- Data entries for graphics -
..........
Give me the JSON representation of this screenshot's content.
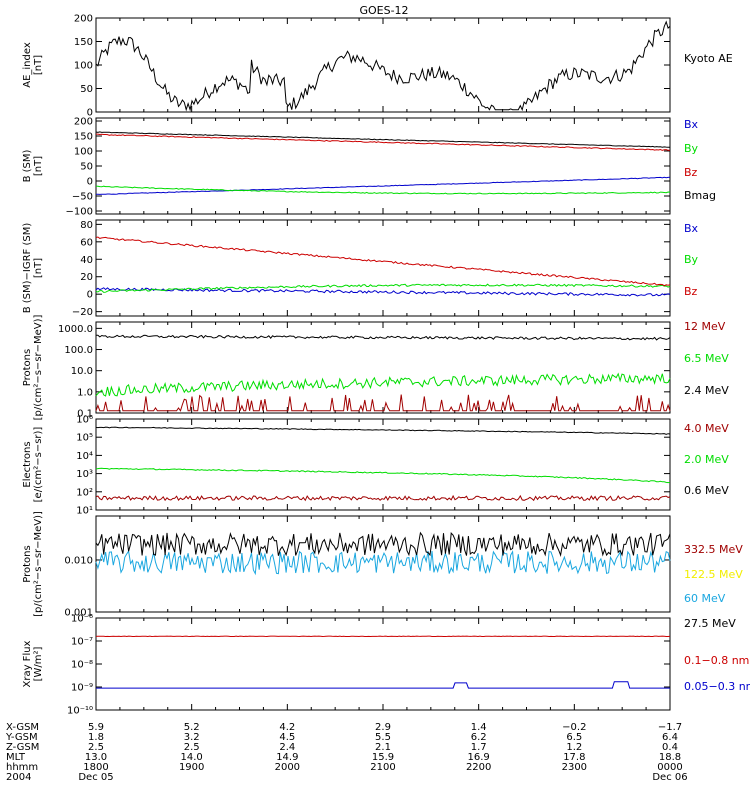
{
  "title": "GOES-12",
  "colors": {
    "black": "#000000",
    "red": "#cc0000",
    "green": "#00dd00",
    "blue": "#0000cc",
    "darkred": "#a00000",
    "cyan": "#1aa7e0",
    "yellow": "#f2ee00"
  },
  "chart_data": [
    {
      "type": "line",
      "id": "ae",
      "ylabel": [
        "AE_index",
        "[nT]"
      ],
      "ylim": [
        0,
        200
      ],
      "scale": "linear",
      "yticks": [
        0,
        50,
        100,
        150,
        200
      ],
      "yticklabels": [
        "0",
        "50",
        "100",
        "150",
        "200"
      ],
      "series": [
        {
          "name": "Kyoto AE",
          "color": "black",
          "kind": "ae"
        }
      ]
    },
    {
      "type": "line",
      "id": "bsm",
      "ylabel": [
        "B (SM)",
        "[nT]"
      ],
      "ylim": [
        -110,
        210
      ],
      "scale": "linear",
      "yticks": [
        -100,
        -50,
        0,
        50,
        100,
        150,
        200
      ],
      "yticklabels": [
        "−100",
        "−50",
        "0",
        "50",
        "100",
        "150",
        "200"
      ],
      "series": [
        {
          "name": "Bx",
          "color": "blue",
          "start": -45,
          "end": 12,
          "noise": 1
        },
        {
          "name": "By",
          "color": "green",
          "start": -18,
          "end": -38,
          "noise": 1.5,
          "sag": 12
        },
        {
          "name": "Bz",
          "color": "red",
          "start": 155,
          "end": 103,
          "noise": 1.5
        },
        {
          "name": "Bmag",
          "color": "black",
          "start": 163,
          "end": 113,
          "noise": 1
        }
      ]
    },
    {
      "type": "line",
      "id": "bigrf",
      "ylabel": [
        "B (SM)−IGRF (SM)",
        "[nT]"
      ],
      "ylim": [
        -25,
        85
      ],
      "scale": "linear",
      "yticks": [
        -20,
        0,
        20,
        40,
        60,
        80
      ],
      "yticklabels": [
        "−20",
        "0",
        "20",
        "40",
        "60",
        "80"
      ],
      "series": [
        {
          "name": "Bx",
          "color": "blue",
          "start": 6,
          "end": -1,
          "noise": 1.5
        },
        {
          "name": "By",
          "color": "green",
          "start": 3,
          "end": 9,
          "noise": 1.2,
          "sag": -4
        },
        {
          "name": "Bz",
          "color": "red",
          "start": 65,
          "end": 10,
          "noise": 1
        }
      ]
    },
    {
      "type": "line",
      "id": "protons",
      "ylabel": [
        "Protons",
        "[p/(cm²−s−sr−MeV)]"
      ],
      "ylim": [
        0.1,
        2000
      ],
      "scale": "log",
      "yticks": [
        0.1,
        1,
        10,
        100,
        1000
      ],
      "yticklabels": [
        "0.1",
        "1.0",
        "10.0",
        "100.0",
        "1000.0"
      ],
      "series": [
        {
          "name": "12 MeV",
          "color": "darkred",
          "start": 0.15,
          "end": 0.15,
          "noise": 0.5,
          "spiky": true
        },
        {
          "name": "6.5 MeV",
          "color": "green",
          "start": 1.0,
          "end": 4.5,
          "noise": 0.25
        },
        {
          "name": "2.4 MeV",
          "color": "black",
          "start": 420,
          "end": 320,
          "noise": 0.06
        }
      ]
    },
    {
      "type": "line",
      "id": "electrons",
      "ylabel": [
        "Electrons",
        "[e/(cm²−s−sr)]"
      ],
      "ylim": [
        10,
        1000000
      ],
      "scale": "log",
      "yticks": [
        10,
        100,
        1000,
        10000,
        100000,
        1000000
      ],
      "yticklabels": [
        "10¹",
        "10²",
        "10³",
        "10⁴",
        "10⁵",
        "10⁶"
      ],
      "series": [
        {
          "name": "4.0 MeV",
          "color": "darkred",
          "start": 45,
          "end": 45,
          "noise": 0.12
        },
        {
          "name": "2.0 MeV",
          "color": "green",
          "start": 1900,
          "end": 330,
          "noise": 0.03
        },
        {
          "name": "0.6 MeV",
          "color": "black",
          "start": 350000,
          "end": 150000,
          "noise": 0.02
        }
      ]
    },
    {
      "type": "line",
      "id": "hiprotons",
      "ylabel": [
        "Protons",
        "[p/(cm²−s−sr−MeV)]"
      ],
      "ylim": [
        0.001,
        0.07
      ],
      "scale": "log",
      "yticks": [
        0.001,
        0.01
      ],
      "yticklabels": [
        "0.001",
        "0.010"
      ],
      "series": [
        {
          "name": "332.5 MeV",
          "color": "darkred",
          "start": null,
          "end": null
        },
        {
          "name": "122.5 MeV",
          "color": "yellow",
          "start": null,
          "end": null
        },
        {
          "name": "60 MeV",
          "color": "cyan",
          "start": 0.009,
          "end": 0.009,
          "noise": 0.22
        },
        {
          "name": "27.5 MeV",
          "color": "black",
          "start": 0.02,
          "end": 0.02,
          "noise": 0.22
        }
      ]
    },
    {
      "type": "line",
      "id": "xray",
      "ylabel": [
        "Xray Flux",
        "[W/m²]"
      ],
      "ylim": [
        1e-10,
        1e-06
      ],
      "scale": "log",
      "yticks": [
        1e-10,
        1e-09,
        1e-08,
        1e-07,
        1e-06
      ],
      "yticklabels": [
        "10⁻¹⁰",
        "10⁻⁹",
        "10⁻⁸",
        "10⁻⁷",
        "10⁻⁶"
      ],
      "series": [
        {
          "name": "0.1−0.8 nm",
          "color": "red",
          "start": 1.6e-07,
          "end": 1.6e-07,
          "noise": 0.01
        },
        {
          "name": "0.05−0.3 nm",
          "color": "blue",
          "start": 9e-10,
          "end": 9e-10,
          "noise": 0,
          "bumps": [
            [
              0.636,
              1.5e-09
            ],
            [
              0.915,
              1.7e-09
            ]
          ]
        }
      ]
    }
  ],
  "axis_table": {
    "row_labels": [
      "X-GSM",
      "Y-GSM",
      "Z-GSM",
      "MLT",
      "hhmm",
      "2004"
    ],
    "columns": [
      [
        "5.9",
        "1.8",
        "2.5",
        "13.0",
        "1800",
        "Dec 05"
      ],
      [
        "5.2",
        "3.2",
        "2.5",
        "14.0",
        "1900",
        ""
      ],
      [
        "4.2",
        "4.5",
        "2.4",
        "14.9",
        "2000",
        ""
      ],
      [
        "2.9",
        "5.5",
        "2.1",
        "15.9",
        "2100",
        ""
      ],
      [
        "1.4",
        "6.2",
        "1.7",
        "16.9",
        "2200",
        ""
      ],
      [
        "−0.2",
        "6.5",
        "1.2",
        "17.8",
        "2300",
        ""
      ],
      [
        "−1.7",
        "6.4",
        "0.4",
        "18.8",
        "0000",
        "Dec 06"
      ]
    ]
  }
}
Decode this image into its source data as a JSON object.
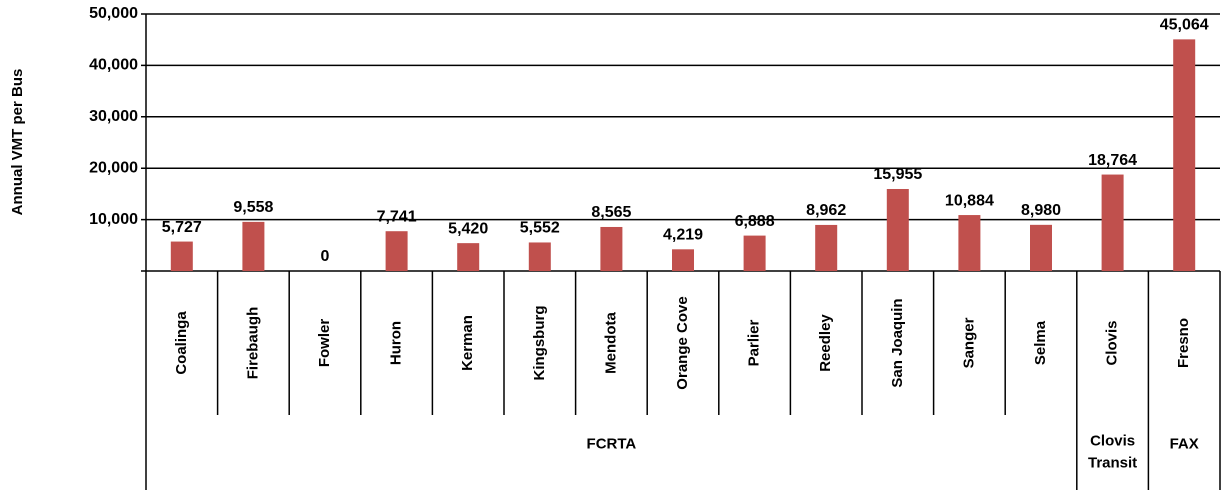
{
  "chart_data": {
    "type": "bar",
    "y_label": "Annual VMT per Bus",
    "categories": [
      "Coalinga",
      "Firebaugh",
      "Fowler",
      "Huron",
      "Kerman",
      "Kingsburg",
      "Mendota",
      "Orange Cove",
      "Parlier",
      "Reedley",
      "San Joaquin",
      "Sanger",
      "Selma",
      "Clovis",
      "Fresno"
    ],
    "values": [
      5727,
      9558,
      0,
      7741,
      5420,
      5552,
      8565,
      4219,
      6888,
      8962,
      15955,
      10884,
      8980,
      18764,
      45064
    ],
    "value_labels": [
      "5,727",
      "9,558",
      "0",
      "7,741",
      "5,420",
      "5,552",
      "8,565",
      "4,219",
      "6,888",
      "8,962",
      "15,955",
      "10,884",
      "8,980",
      "18,764",
      "45,064"
    ],
    "groups": [
      {
        "name": [
          "FCRTA"
        ],
        "span": 13
      },
      {
        "name": [
          "Clovis",
          "Transit"
        ],
        "span": 1
      },
      {
        "name": [
          "FAX"
        ],
        "span": 1
      }
    ],
    "color": "#c0504d",
    "ylim": [
      0,
      50000
    ],
    "yticks": [
      {
        "value": 10000,
        "label": "10,000"
      },
      {
        "value": 20000,
        "label": "20,000"
      },
      {
        "value": 30000,
        "label": "30,000"
      },
      {
        "value": 40000,
        "label": "40,000"
      },
      {
        "value": 50000,
        "label": "50,000"
      }
    ],
    "grid": true
  }
}
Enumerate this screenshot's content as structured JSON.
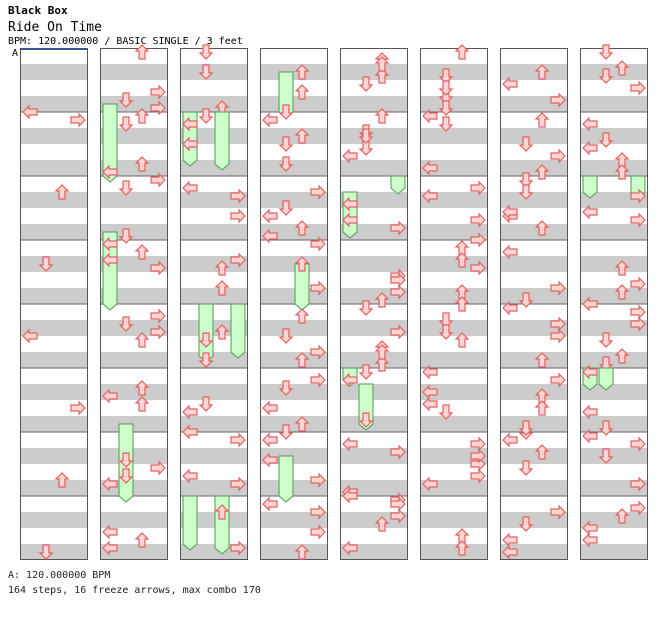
{
  "header": {
    "title": "Black Box",
    "song": "Ride On Time",
    "info": "BPM: 120.000000 / BASIC SINGLE / 3 feet"
  },
  "bpm_marker": "A",
  "footer": {
    "bpm": "A: 120.000000 BPM",
    "stats": "164 steps, 16 freeze arrows, max combo 170"
  },
  "colors": {
    "arrow_fill": "#ffd4d4",
    "arrow_stroke": "#e06060",
    "freeze_fill": "#ccffcc",
    "freeze_stroke": "#4d9a4d",
    "stripe": "#cccccc"
  },
  "chart_data": {
    "type": "step-chart",
    "lanes": [
      "left",
      "down",
      "up",
      "right"
    ],
    "rows_per_measure": 16,
    "measures": [
      {
        "notes": [
          [
            15,
            0
          ]
        ],
        "freezes": []
      },
      {
        "notes": [
          [
            10,
            2
          ],
          [
            12,
            3
          ],
          [
            14,
            0
          ],
          [
            16,
            2
          ]
        ],
        "freezes": [
          [
            14,
            0,
            18
          ]
        ]
      },
      {
        "notes": [
          [
            5,
            3
          ],
          [
            14,
            3
          ],
          [
            0,
            1
          ]
        ],
        "freezes": [
          [
            0,
            1,
            13
          ],
          [
            0,
            3,
            12
          ]
        ]
      },
      {
        "notes": [
          [
            5,
            3
          ],
          [
            10,
            2
          ],
          [
            15,
            0
          ],
          [
            3,
            1
          ],
          [
            8,
            1
          ]
        ],
        "freezes": [
          [
            6,
            1,
            10
          ]
        ]
      },
      {
        "notes": [
          [
            2,
            2
          ],
          [
            6,
            1
          ],
          [
            8,
            3
          ],
          [
            3,
            3
          ],
          [
            14,
            3
          ],
          [
            12,
            0
          ]
        ],
        "freezes": [
          [
            0,
            3,
            3
          ],
          [
            4,
            0,
            10
          ]
        ]
      },
      {
        "notes": [
          [
            0,
            1
          ],
          [
            11,
            3
          ],
          [
            14,
            2
          ],
          [
            6,
            1
          ],
          [
            9,
            0
          ],
          [
            12,
            1
          ]
        ],
        "freezes": []
      },
      {
        "notes": [
          [
            5,
            0
          ],
          [
            8,
            1
          ],
          [
            12,
            3
          ],
          [
            15,
            2
          ],
          [
            4,
            0
          ],
          [
            0,
            2
          ],
          [
            13,
            2
          ]
        ],
        "freezes": []
      },
      {
        "notes": [
          [
            0,
            2
          ],
          [
            4,
            2
          ],
          [
            6,
            0
          ],
          [
            9,
            1
          ],
          [
            12,
            0
          ],
          [
            15,
            0
          ],
          [
            6,
            3
          ],
          [
            10,
            1
          ],
          [
            14,
            2
          ],
          [
            3,
            3
          ]
        ],
        "freezes": [
          [
            0,
            0,
            4
          ],
          [
            0,
            3,
            4
          ]
        ]
      }
    ]
  }
}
..........
- Stated exercise -
Check each line of the entries above, and show every one holding the word "this".

- The result -
Give me the JSON representation of this screenshot's content.
Decode this image into its source data as a JSON object.
Enumerate this screenshot's content as structured JSON.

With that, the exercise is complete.